Exercise inputs
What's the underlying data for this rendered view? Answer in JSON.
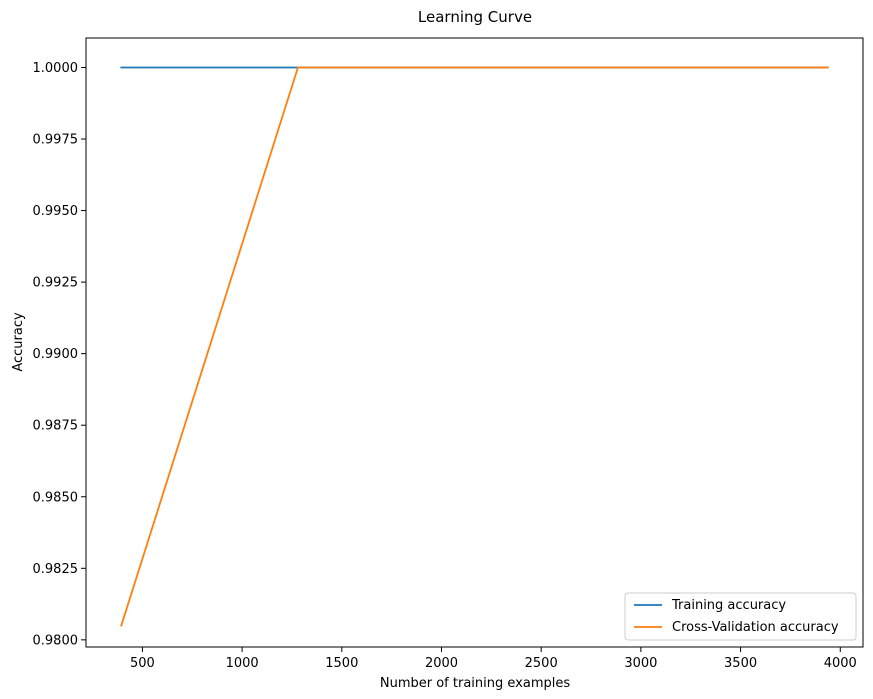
{
  "chart_data": {
    "type": "line",
    "title": "Learning Curve",
    "xlabel": "Number of training examples",
    "ylabel": "Accuracy",
    "x": [
      394,
      1280,
      2165,
      3051,
      3937
    ],
    "xlim": [
      217,
      4114
    ],
    "ylim": [
      0.97975,
      1.00103
    ],
    "xticks": [
      500,
      1000,
      1500,
      2000,
      2500,
      3000,
      3500,
      4000
    ],
    "yticks": [
      0.98,
      0.9825,
      0.985,
      0.9875,
      0.99,
      0.9925,
      0.995,
      0.9975,
      1.0
    ],
    "ytick_labels": [
      "0.9800",
      "0.9825",
      "0.9850",
      "0.9875",
      "0.9900",
      "0.9925",
      "0.9950",
      "0.9975",
      "1.0000"
    ],
    "series": [
      {
        "name": "Training accuracy",
        "color": "#1f77b4",
        "values": [
          1.0,
          1.0,
          1.0,
          1.0,
          1.0
        ]
      },
      {
        "name": "Cross-Validation accuracy",
        "color": "#ff7f0e",
        "values": [
          0.9805,
          1.0,
          1.0,
          1.0,
          1.0
        ]
      }
    ],
    "grid": false,
    "legend": "lower-right"
  }
}
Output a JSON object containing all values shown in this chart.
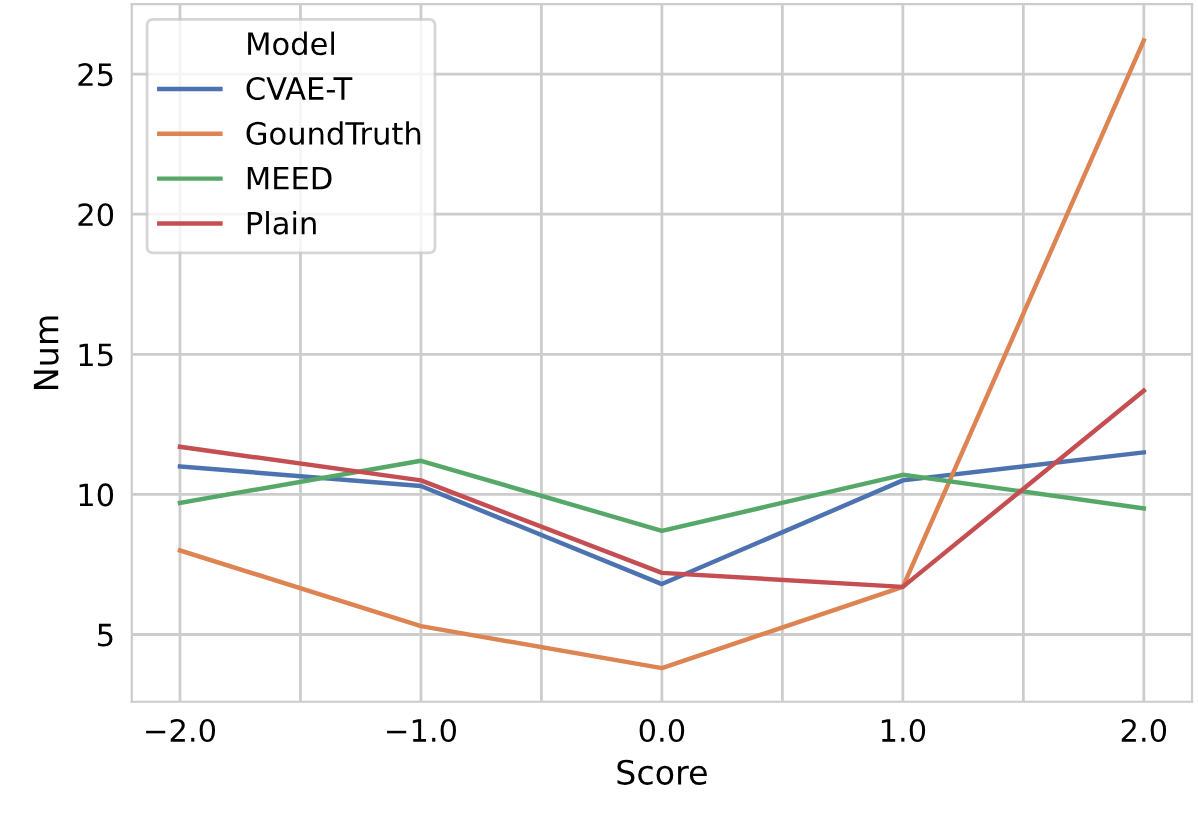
{
  "chart_data": {
    "type": "line",
    "xlabel": "Score",
    "ylabel": "Num",
    "legend_title": "Model",
    "legend": "top left",
    "grid": true,
    "x": [
      -2.0,
      -1.0,
      0.0,
      1.0,
      2.0
    ],
    "xlim": [
      -2.2,
      2.2
    ],
    "xticks": [
      {
        "value": -2.0,
        "label": "−2.0"
      },
      {
        "value": -1.5,
        "label": null
      },
      {
        "value": -1.0,
        "label": "−1.0"
      },
      {
        "value": -0.5,
        "label": null
      },
      {
        "value": 0.0,
        "label": "0.0"
      },
      {
        "value": 0.5,
        "label": null
      },
      {
        "value": 1.0,
        "label": "1.0"
      },
      {
        "value": 1.5,
        "label": null
      },
      {
        "value": 2.0,
        "label": "2.0"
      }
    ],
    "ylim": [
      2.6,
      27.5
    ],
    "yticks": [
      5,
      10,
      15,
      20,
      25
    ],
    "series": [
      {
        "name": "CVAE-T",
        "color": "#4c72b0",
        "values": [
          11.0,
          10.3,
          6.8,
          10.5,
          11.5
        ]
      },
      {
        "name": "GoundTruth",
        "color": "#dd8452",
        "values": [
          8.0,
          5.3,
          3.8,
          6.7,
          26.2
        ]
      },
      {
        "name": "MEED",
        "color": "#55a868",
        "values": [
          9.7,
          11.2,
          8.7,
          10.7,
          9.5
        ]
      },
      {
        "name": "Plain",
        "color": "#c44e52",
        "values": [
          11.7,
          10.5,
          7.2,
          6.7,
          13.7
        ]
      }
    ]
  }
}
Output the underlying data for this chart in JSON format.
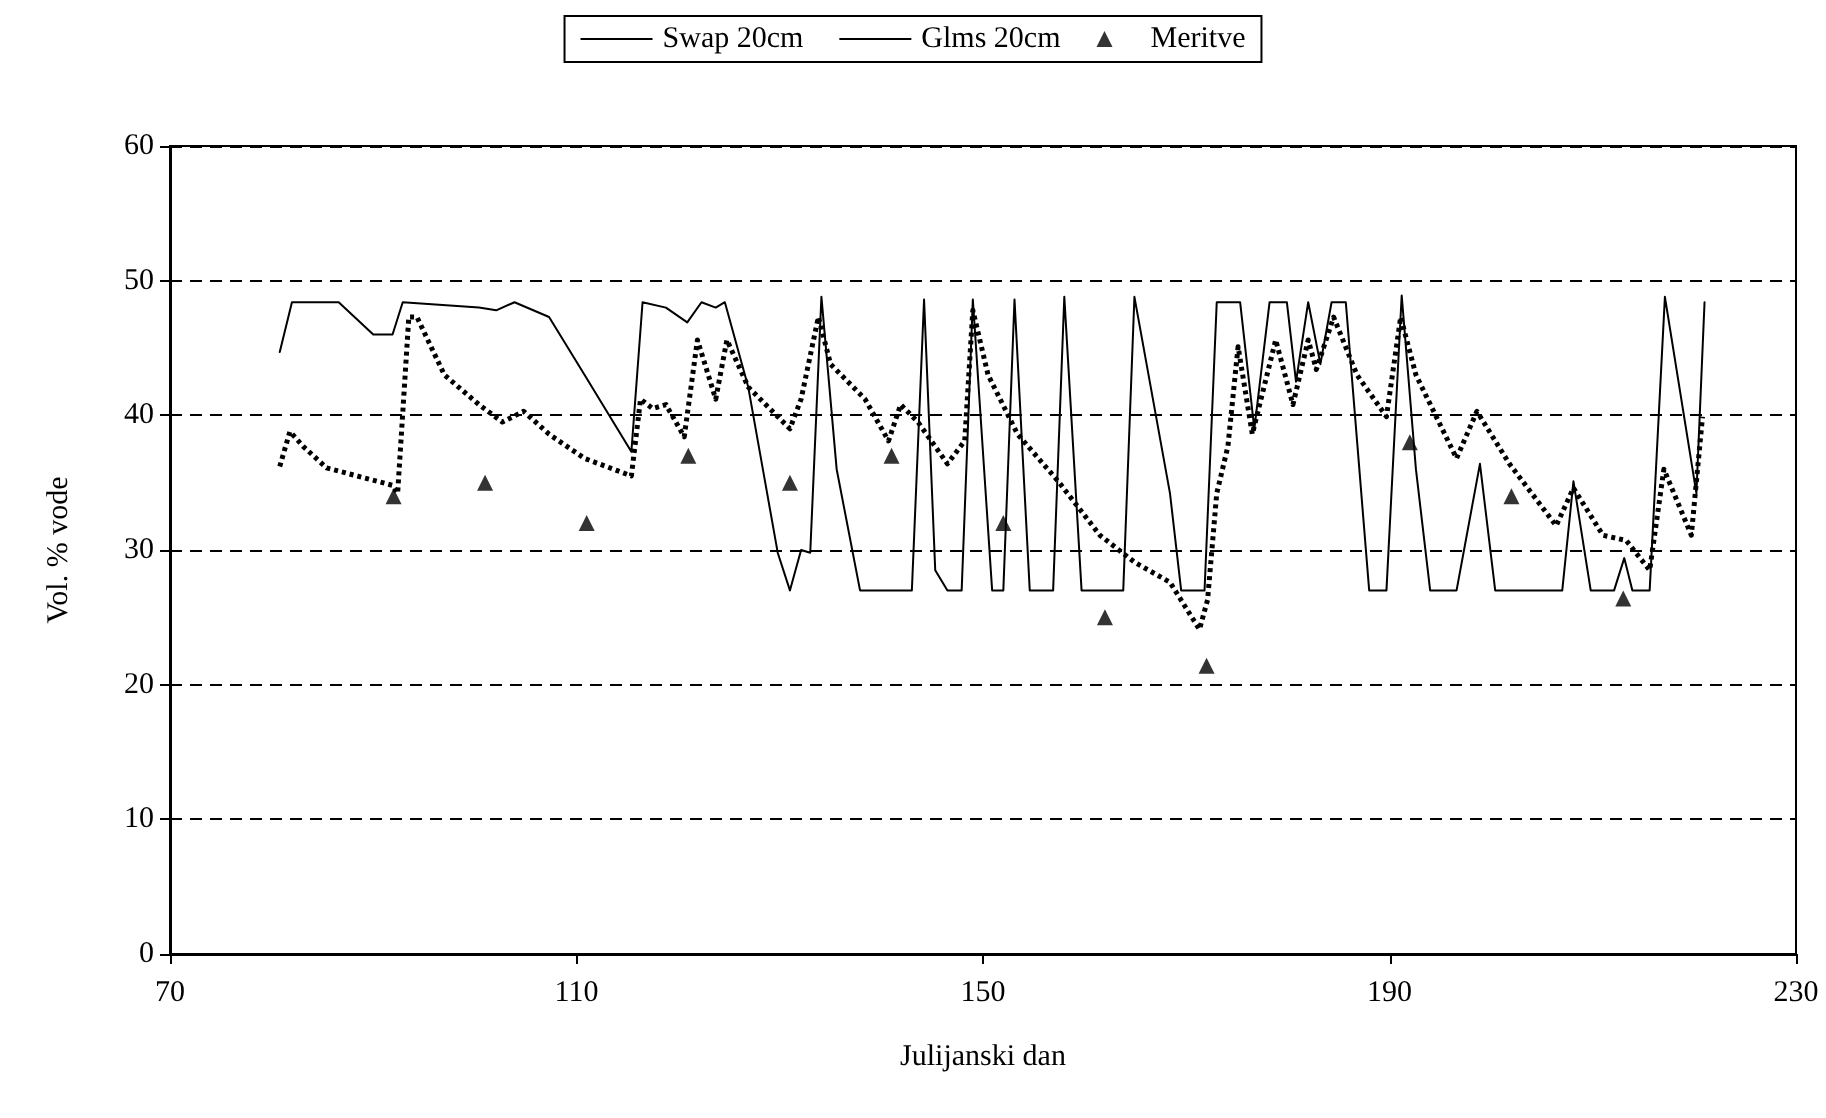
{
  "chart_data": {
    "type": "line",
    "xlabel": "Julijanski dan",
    "ylabel": "Vol. % vode",
    "xlim": [
      70,
      230
    ],
    "xticks": [
      70,
      110,
      150,
      190,
      230
    ],
    "ylim": [
      0,
      60
    ],
    "yticks": [
      0,
      10,
      20,
      30,
      40,
      50,
      60
    ],
    "grid": "y",
    "legend": "top",
    "series": [
      {
        "name": "Swap 20cm",
        "type": "line",
        "color": "#000000",
        "line_style": "dotted",
        "marker": "none",
        "x": [
          80.8,
          81.8,
          83.1,
          85.4,
          91.9,
          92.4,
          93.5,
          94.3,
          97,
          100.4,
          102.7,
          104.8,
          107.3,
          110.8,
          115.4,
          116.3,
          117.5,
          118.8,
          120.6,
          121.9,
          122.8,
          123.7,
          124.8,
          126.9,
          131,
          132.1,
          133.8,
          135,
          138.4,
          140.7,
          141.9,
          143.6,
          146.5,
          148.2,
          149,
          150.5,
          153.4,
          157.4,
          161.5,
          164.9,
          168.4,
          171.3,
          172.1,
          173,
          174.1,
          175.1,
          176.5,
          178.8,
          180.5,
          182,
          182.8,
          184.5,
          186.8,
          189.7,
          191.1,
          192.6,
          196.6,
          198.6,
          201.8,
          206.4,
          208.1,
          211,
          213.3,
          215.6,
          217,
          219.7,
          220.8
        ],
        "values": [
          36.2,
          38.8,
          37.7,
          36.1,
          34.8,
          34.2,
          47.3,
          47.3,
          43,
          40.8,
          39.5,
          40.3,
          38.6,
          36.8,
          35.5,
          41.2,
          40.5,
          40.8,
          38.4,
          45.6,
          43.4,
          41.2,
          45.6,
          42.1,
          39,
          41.2,
          47.3,
          43.8,
          41.2,
          38.1,
          40.8,
          39.5,
          36.4,
          38.1,
          47.8,
          43,
          38.6,
          35.1,
          31.1,
          29.1,
          27.6,
          24.1,
          26.3,
          34.2,
          37.7,
          45.1,
          38.6,
          45.6,
          40.8,
          45.6,
          43.4,
          47.3,
          43,
          39.9,
          47.3,
          43,
          36.8,
          40.3,
          36.4,
          31.8,
          34.6,
          31.1,
          30.7,
          28.5,
          36,
          31.1,
          39.9
        ]
      },
      {
        "name": "Glms 20cm",
        "type": "line",
        "color": "#000000",
        "line_style": "solid",
        "marker": "none",
        "x": [
          80.8,
          82,
          86.6,
          90,
          91.9,
          92.9,
          100.4,
          102.1,
          103.9,
          107.3,
          110.8,
          115.4,
          116.5,
          118.8,
          120.9,
          122.3,
          123.7,
          124.6,
          126.9,
          129.8,
          131,
          132.1,
          133,
          134.1,
          135.6,
          137.9,
          143,
          144.2,
          145.3,
          146.5,
          147.9,
          149,
          150.9,
          152,
          153.1,
          154.6,
          156.9,
          158,
          159.7,
          163.8,
          164.9,
          168.4,
          169.5,
          171.8,
          173,
          175.3,
          176.7,
          178.2,
          179.9,
          180.8,
          182,
          183.2,
          184.3,
          185.7,
          188,
          189.7,
          191.2,
          192.6,
          194,
          196.6,
          198.9,
          200.4,
          207,
          208.1,
          209.8,
          212.1,
          213.1,
          213.9,
          215.6,
          217.1,
          220.2,
          221
        ],
        "values": [
          44.7,
          48.4,
          48.4,
          46,
          46,
          48.4,
          48,
          47.8,
          48.4,
          47.3,
          43,
          37.3,
          48.4,
          48,
          46.9,
          48.4,
          48,
          48.4,
          42.1,
          29.8,
          27,
          30,
          29.8,
          48.8,
          36,
          27,
          27,
          48.6,
          28.5,
          27,
          27,
          48.6,
          27,
          27,
          48.6,
          27,
          27,
          48.8,
          27,
          27,
          48.8,
          34.2,
          27,
          27,
          48.4,
          48.4,
          39,
          48.4,
          48.4,
          42.5,
          48.4,
          43.8,
          48.4,
          48.4,
          27,
          27,
          48.9,
          36,
          27,
          27,
          36.4,
          27,
          27,
          35.1,
          27,
          27,
          29.4,
          27,
          27,
          48.8,
          34.2,
          48.4
        ]
      },
      {
        "name": "Meritve",
        "type": "scatter",
        "color": "#000000",
        "marker": "triangle",
        "x": [
          92,
          101,
          111,
          121,
          131,
          141,
          152,
          162,
          172,
          192,
          202,
          213
        ],
        "values": [
          34,
          35,
          32,
          37,
          35,
          37,
          32,
          25,
          21.4,
          38,
          34,
          26.4
        ]
      }
    ]
  }
}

Exercise task
Copy each line of the preceding data that contains the string "name".

Solution for this task
        "name": "Training accuracy",
        "name": "Cross-Validation accuracy",
        "name": "CVAE-T",
        "name": "GoundTruth",
        "name": "MEED",
        "name": "Plain",
        "name": "Swap 20cm",
        "name": "Glms 20cm",
        "name": "Meritve",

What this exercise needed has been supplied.